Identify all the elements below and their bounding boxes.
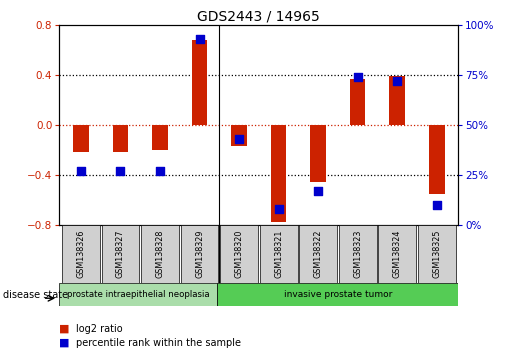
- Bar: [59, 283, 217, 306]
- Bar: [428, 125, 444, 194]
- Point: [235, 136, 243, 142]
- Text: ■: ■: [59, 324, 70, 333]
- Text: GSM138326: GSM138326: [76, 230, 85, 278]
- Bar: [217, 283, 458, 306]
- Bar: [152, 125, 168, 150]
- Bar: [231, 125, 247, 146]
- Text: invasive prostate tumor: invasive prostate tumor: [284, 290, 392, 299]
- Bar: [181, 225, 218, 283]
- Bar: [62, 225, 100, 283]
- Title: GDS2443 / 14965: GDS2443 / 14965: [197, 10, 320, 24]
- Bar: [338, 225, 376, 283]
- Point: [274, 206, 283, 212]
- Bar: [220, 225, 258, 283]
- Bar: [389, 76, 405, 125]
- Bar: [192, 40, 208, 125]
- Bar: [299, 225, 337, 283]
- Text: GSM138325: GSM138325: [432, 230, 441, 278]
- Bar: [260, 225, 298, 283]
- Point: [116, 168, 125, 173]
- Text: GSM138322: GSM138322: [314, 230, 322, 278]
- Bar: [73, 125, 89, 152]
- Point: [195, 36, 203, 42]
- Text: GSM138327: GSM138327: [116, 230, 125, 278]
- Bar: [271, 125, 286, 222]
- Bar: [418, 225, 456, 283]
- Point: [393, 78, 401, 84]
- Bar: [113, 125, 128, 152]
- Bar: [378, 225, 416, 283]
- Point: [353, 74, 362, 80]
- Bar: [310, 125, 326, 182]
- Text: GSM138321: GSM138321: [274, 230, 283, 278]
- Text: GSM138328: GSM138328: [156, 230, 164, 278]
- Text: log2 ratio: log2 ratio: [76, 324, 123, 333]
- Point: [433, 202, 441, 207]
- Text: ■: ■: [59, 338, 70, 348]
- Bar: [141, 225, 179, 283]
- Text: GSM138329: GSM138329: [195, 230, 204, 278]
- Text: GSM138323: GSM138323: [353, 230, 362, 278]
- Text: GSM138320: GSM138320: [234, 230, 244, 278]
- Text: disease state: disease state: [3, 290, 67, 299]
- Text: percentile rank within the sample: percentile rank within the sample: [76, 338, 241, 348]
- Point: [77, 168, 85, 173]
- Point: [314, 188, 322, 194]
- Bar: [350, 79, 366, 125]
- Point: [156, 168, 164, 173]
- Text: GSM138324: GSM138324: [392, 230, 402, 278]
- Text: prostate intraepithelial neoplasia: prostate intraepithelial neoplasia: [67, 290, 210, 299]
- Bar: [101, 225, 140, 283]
########
(TASK ITEM): Write out the whole listing exactly. Do not include the pictures.

(WRITTEN REPLY):
Identify all the elements below and their bounding boxes.
- Bar: [59, 283, 217, 306]
- Bar: [428, 125, 444, 194]
- Point: [235, 136, 243, 142]
- Text: ■: ■: [59, 324, 70, 333]
- Text: GSM138326: GSM138326: [76, 230, 85, 278]
- Bar: [217, 283, 458, 306]
- Bar: [152, 125, 168, 150]
- Bar: [231, 125, 247, 146]
- Text: invasive prostate tumor: invasive prostate tumor: [284, 290, 392, 299]
- Bar: [181, 225, 218, 283]
- Bar: [62, 225, 100, 283]
- Title: GDS2443 / 14965: GDS2443 / 14965: [197, 10, 320, 24]
- Bar: [338, 225, 376, 283]
- Point: [274, 206, 283, 212]
- Bar: [220, 225, 258, 283]
- Bar: [389, 76, 405, 125]
- Bar: [192, 40, 208, 125]
- Bar: [299, 225, 337, 283]
- Text: GSM138325: GSM138325: [432, 230, 441, 278]
- Bar: [260, 225, 298, 283]
- Point: [116, 168, 125, 173]
- Text: GSM138322: GSM138322: [314, 230, 322, 278]
- Bar: [73, 125, 89, 152]
- Point: [195, 36, 203, 42]
- Text: GSM138327: GSM138327: [116, 230, 125, 278]
- Bar: [271, 125, 286, 222]
- Bar: [418, 225, 456, 283]
- Point: [393, 78, 401, 84]
- Bar: [113, 125, 128, 152]
- Bar: [378, 225, 416, 283]
- Point: [353, 74, 362, 80]
- Bar: [310, 125, 326, 182]
- Text: GSM138321: GSM138321: [274, 230, 283, 278]
- Text: GSM138328: GSM138328: [156, 230, 164, 278]
- Text: log2 ratio: log2 ratio: [76, 324, 123, 333]
- Point: [433, 202, 441, 207]
- Text: ■: ■: [59, 338, 70, 348]
- Bar: [141, 225, 179, 283]
- Text: GSM138329: GSM138329: [195, 230, 204, 278]
- Text: GSM138323: GSM138323: [353, 230, 362, 278]
- Text: GSM138320: GSM138320: [234, 230, 244, 278]
- Text: disease state: disease state: [3, 290, 67, 299]
- Text: percentile rank within the sample: percentile rank within the sample: [76, 338, 241, 348]
- Point: [77, 168, 85, 173]
- Point: [314, 188, 322, 194]
- Bar: [350, 79, 366, 125]
- Point: [156, 168, 164, 173]
- Text: GSM138324: GSM138324: [392, 230, 402, 278]
- Text: prostate intraepithelial neoplasia: prostate intraepithelial neoplasia: [67, 290, 210, 299]
- Bar: [101, 225, 140, 283]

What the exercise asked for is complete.